The request:
Each line of the material below that holds the word "color" needs to be copied.

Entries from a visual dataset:

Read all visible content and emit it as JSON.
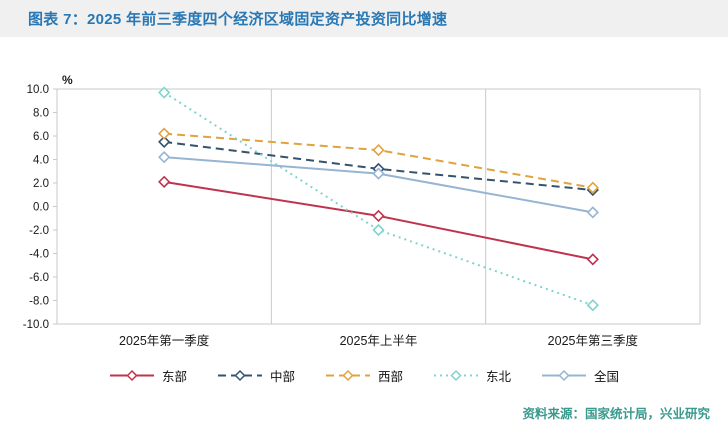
{
  "title": "图表 7：2025 年前三季度四个经济区域固定资产投资同比增速",
  "source": "资料来源：国家统计局，兴业研究",
  "chart_data": {
    "type": "line",
    "title": "2025 年前三季度四个经济区域固定资产投资同比增速",
    "ylabel": "%",
    "ylim": [
      -10,
      10
    ],
    "ytick_step": 2,
    "yticks": [
      "10.0",
      "8.0",
      "6.0",
      "4.0",
      "2.0",
      "0.0",
      "-2.0",
      "-4.0",
      "-6.0",
      "-8.0",
      "-10.0"
    ],
    "categories": [
      "2025年第一季度",
      "2025年上半年",
      "2025年第三季度"
    ],
    "grid": "vertical-category-dividers",
    "legend_position": "bottom",
    "series": [
      {
        "name": "东部",
        "values": [
          2.1,
          -0.8,
          -4.5
        ],
        "color": "#c0334f",
        "style": "solid"
      },
      {
        "name": "中部",
        "values": [
          5.5,
          3.2,
          1.4
        ],
        "color": "#35536f",
        "style": "dashed"
      },
      {
        "name": "西部",
        "values": [
          6.2,
          4.8,
          1.6
        ],
        "color": "#e0a33e",
        "style": "dashed"
      },
      {
        "name": "东北",
        "values": [
          9.7,
          -2.0,
          -8.4
        ],
        "color": "#7fd4cd",
        "style": "dotted"
      },
      {
        "name": "全国",
        "values": [
          4.2,
          2.8,
          -0.5
        ],
        "color": "#96b5d3",
        "style": "solid"
      }
    ]
  }
}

Result of the exercise:
        "color": "#c0334f",
        "color": "#35536f",
        "color": "#e0a33e",
        "color": "#7fd4cd",
        "color": "#96b5d3",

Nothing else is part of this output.